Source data
■ ■ ■ ■

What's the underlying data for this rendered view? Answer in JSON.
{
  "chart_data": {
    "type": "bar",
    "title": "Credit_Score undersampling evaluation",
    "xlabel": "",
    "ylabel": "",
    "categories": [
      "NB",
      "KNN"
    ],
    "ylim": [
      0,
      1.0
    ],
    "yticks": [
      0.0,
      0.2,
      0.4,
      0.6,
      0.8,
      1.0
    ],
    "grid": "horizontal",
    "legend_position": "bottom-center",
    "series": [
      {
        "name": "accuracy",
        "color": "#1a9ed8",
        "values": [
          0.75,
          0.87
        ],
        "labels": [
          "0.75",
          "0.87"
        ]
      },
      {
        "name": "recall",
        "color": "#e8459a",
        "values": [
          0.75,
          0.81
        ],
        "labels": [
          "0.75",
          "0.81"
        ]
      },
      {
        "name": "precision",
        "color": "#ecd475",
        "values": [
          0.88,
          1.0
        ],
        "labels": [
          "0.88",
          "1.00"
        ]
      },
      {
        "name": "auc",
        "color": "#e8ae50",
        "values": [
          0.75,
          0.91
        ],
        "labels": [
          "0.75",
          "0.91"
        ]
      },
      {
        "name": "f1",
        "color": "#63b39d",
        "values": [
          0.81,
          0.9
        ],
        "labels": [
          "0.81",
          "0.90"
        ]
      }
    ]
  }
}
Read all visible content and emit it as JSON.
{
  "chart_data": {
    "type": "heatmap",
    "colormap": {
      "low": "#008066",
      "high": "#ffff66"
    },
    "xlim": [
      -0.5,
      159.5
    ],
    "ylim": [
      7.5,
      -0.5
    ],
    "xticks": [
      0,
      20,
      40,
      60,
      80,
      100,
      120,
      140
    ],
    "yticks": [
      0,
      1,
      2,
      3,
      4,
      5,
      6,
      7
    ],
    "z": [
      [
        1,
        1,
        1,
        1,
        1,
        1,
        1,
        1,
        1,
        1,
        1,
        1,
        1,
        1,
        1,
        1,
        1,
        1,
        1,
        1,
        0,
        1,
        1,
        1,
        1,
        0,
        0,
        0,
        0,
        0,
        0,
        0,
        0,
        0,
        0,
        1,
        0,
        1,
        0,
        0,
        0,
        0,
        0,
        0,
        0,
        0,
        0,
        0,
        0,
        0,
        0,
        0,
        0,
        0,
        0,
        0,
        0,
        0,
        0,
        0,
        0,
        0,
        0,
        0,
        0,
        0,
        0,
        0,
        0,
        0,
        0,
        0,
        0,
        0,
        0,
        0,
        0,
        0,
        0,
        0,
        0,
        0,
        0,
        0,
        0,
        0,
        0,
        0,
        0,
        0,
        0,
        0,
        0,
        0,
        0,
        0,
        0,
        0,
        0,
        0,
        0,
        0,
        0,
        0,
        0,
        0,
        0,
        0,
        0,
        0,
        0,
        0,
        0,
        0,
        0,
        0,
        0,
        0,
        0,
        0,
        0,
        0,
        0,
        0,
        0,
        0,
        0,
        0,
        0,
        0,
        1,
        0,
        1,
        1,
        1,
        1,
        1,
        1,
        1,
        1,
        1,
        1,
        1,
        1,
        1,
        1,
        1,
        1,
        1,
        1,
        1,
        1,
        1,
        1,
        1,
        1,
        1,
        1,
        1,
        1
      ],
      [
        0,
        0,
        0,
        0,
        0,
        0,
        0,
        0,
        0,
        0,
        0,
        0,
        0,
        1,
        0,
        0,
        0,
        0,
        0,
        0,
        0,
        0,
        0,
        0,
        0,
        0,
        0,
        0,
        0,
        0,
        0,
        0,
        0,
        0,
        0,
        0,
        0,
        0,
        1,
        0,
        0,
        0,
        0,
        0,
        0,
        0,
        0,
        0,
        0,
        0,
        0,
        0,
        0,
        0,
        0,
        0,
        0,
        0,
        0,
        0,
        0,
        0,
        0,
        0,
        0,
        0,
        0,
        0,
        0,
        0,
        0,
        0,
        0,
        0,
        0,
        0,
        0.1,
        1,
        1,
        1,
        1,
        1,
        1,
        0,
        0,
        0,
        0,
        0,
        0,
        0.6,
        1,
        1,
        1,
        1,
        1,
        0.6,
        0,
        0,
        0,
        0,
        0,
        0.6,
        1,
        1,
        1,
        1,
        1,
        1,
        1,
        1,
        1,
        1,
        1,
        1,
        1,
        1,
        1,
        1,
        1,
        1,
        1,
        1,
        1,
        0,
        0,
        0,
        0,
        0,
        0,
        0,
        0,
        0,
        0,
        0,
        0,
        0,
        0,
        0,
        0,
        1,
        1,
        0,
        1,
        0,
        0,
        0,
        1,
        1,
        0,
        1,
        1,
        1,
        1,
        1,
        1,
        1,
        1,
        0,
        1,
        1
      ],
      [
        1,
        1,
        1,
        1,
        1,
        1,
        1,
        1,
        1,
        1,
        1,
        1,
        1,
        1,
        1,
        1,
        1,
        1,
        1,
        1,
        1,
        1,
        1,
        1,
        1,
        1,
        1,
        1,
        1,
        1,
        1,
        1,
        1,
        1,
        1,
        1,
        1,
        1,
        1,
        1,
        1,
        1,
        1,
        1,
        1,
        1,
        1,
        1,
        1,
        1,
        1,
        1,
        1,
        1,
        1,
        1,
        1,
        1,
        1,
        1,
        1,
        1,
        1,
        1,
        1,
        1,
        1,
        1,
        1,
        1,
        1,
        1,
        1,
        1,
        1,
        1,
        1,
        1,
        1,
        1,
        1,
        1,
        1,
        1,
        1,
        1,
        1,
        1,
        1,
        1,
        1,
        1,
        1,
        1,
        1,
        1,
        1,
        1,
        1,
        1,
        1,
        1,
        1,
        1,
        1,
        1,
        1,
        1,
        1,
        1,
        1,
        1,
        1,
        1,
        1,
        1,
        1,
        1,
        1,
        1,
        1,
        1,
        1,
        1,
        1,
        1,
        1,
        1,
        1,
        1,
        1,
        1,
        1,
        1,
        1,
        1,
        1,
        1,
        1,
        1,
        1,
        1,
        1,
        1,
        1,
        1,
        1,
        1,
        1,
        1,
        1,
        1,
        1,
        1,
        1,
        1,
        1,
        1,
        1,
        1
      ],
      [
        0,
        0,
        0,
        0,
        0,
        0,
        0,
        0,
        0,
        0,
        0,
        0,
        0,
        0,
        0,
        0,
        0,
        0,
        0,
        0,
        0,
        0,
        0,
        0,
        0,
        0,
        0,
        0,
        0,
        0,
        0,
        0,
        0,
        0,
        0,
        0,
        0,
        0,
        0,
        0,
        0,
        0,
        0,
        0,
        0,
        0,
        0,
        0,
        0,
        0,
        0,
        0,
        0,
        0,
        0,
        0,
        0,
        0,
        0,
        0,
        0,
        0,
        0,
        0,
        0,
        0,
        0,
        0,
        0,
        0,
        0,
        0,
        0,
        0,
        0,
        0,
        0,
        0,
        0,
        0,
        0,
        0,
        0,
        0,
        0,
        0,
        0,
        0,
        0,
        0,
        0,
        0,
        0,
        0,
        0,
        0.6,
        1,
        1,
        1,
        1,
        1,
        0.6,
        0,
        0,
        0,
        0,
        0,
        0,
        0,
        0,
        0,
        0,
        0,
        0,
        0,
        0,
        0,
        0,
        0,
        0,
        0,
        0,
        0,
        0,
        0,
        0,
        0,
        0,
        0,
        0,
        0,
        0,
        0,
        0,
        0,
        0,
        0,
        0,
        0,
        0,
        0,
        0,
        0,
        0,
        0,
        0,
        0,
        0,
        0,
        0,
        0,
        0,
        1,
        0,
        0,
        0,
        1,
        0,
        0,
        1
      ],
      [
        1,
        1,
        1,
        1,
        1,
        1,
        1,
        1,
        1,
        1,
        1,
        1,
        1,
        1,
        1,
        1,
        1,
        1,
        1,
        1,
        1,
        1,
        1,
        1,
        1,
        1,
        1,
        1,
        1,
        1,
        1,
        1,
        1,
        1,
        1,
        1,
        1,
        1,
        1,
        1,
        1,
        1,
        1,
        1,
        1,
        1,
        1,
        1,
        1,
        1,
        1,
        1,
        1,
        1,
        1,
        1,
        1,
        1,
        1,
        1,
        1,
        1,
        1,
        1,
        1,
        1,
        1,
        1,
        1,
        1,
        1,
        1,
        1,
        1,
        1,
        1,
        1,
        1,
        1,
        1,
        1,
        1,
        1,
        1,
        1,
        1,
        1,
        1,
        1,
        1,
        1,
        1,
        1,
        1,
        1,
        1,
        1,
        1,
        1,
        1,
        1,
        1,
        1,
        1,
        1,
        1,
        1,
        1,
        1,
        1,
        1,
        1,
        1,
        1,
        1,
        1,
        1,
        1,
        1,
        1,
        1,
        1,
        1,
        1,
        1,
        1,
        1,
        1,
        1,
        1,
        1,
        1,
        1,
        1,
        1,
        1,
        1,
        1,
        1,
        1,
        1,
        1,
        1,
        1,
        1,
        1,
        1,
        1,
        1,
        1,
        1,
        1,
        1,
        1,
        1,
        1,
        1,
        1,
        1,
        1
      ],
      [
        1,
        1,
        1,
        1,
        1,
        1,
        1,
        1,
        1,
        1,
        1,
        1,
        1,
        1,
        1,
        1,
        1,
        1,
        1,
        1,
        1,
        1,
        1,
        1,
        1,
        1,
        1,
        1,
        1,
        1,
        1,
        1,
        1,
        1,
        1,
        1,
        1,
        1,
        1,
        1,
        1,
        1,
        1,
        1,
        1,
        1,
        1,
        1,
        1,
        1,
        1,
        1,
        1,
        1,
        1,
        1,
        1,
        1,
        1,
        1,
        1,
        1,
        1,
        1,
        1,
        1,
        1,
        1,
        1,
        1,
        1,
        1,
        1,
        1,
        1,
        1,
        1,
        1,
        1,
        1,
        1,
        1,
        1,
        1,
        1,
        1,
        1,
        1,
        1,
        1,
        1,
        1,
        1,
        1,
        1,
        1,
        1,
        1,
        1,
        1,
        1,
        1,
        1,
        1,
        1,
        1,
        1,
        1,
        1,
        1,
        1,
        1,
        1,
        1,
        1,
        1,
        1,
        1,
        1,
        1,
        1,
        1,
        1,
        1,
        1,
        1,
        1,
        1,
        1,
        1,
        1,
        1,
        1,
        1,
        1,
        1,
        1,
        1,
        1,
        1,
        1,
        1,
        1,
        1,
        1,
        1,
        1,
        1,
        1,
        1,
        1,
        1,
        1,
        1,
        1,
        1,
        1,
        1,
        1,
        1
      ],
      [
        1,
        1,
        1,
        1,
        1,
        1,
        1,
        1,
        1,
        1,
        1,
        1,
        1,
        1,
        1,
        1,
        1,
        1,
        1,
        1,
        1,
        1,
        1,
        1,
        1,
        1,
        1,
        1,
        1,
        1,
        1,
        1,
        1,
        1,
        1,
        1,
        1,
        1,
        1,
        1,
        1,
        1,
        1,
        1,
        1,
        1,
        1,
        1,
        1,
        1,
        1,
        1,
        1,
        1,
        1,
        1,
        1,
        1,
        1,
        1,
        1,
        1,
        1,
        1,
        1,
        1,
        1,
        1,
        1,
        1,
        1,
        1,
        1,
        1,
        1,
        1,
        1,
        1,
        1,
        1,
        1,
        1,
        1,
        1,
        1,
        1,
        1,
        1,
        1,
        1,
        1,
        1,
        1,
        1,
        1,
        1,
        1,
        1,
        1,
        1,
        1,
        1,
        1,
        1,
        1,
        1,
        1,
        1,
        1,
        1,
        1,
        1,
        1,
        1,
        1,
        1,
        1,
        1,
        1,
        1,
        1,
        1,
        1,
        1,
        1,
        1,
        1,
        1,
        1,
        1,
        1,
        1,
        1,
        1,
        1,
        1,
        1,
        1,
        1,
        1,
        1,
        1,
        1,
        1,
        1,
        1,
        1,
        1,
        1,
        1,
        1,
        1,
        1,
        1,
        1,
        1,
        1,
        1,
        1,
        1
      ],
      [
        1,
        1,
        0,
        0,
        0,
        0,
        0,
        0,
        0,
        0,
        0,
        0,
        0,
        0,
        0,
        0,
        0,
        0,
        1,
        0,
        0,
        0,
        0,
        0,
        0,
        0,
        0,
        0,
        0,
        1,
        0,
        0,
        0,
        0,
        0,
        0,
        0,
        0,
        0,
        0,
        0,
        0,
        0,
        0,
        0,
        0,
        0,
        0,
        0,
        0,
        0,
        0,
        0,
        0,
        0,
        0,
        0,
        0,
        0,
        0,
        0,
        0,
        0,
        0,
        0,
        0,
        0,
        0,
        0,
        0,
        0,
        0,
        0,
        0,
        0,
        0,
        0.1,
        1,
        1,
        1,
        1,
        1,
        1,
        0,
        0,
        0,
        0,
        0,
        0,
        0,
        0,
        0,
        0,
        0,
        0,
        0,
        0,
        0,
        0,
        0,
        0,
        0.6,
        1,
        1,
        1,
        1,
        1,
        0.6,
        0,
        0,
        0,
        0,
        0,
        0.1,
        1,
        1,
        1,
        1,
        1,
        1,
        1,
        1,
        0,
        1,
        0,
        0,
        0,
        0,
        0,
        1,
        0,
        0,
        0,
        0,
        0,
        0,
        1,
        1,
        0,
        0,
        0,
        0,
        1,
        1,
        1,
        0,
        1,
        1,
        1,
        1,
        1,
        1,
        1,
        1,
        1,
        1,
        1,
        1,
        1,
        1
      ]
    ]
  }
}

■ ■ ■ ■

Scan the data above and copy every line with "JSON" in it.

▶ **Response**
What's the underlying data for this rendered view? Answer in JSON.
Read all visible content and emit it as JSON.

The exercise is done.